**DATASET RECORDS**
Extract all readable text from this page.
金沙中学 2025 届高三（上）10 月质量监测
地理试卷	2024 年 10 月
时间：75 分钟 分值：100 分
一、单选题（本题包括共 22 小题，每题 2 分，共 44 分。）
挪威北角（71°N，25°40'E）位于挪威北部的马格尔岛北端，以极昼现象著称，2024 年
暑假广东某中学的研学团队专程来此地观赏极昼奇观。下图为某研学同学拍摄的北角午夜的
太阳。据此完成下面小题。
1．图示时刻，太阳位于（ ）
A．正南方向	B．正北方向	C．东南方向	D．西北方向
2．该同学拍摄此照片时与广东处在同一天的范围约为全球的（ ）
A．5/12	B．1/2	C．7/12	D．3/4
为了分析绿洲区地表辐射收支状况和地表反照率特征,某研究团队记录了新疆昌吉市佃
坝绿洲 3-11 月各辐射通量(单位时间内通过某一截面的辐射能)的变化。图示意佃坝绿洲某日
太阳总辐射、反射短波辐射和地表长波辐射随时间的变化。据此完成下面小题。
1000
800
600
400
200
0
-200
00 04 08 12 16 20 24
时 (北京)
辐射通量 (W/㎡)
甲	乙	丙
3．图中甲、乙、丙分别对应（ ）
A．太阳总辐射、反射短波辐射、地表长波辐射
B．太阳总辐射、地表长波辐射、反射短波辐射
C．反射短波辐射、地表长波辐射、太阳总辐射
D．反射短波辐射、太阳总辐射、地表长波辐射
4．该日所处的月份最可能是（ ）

**STATED EXERCISE**
Of the lines in the listing, how many hold the word "太阳总辐射"? Nothing but the number is needed.

**CORRECT RESPONSE**
5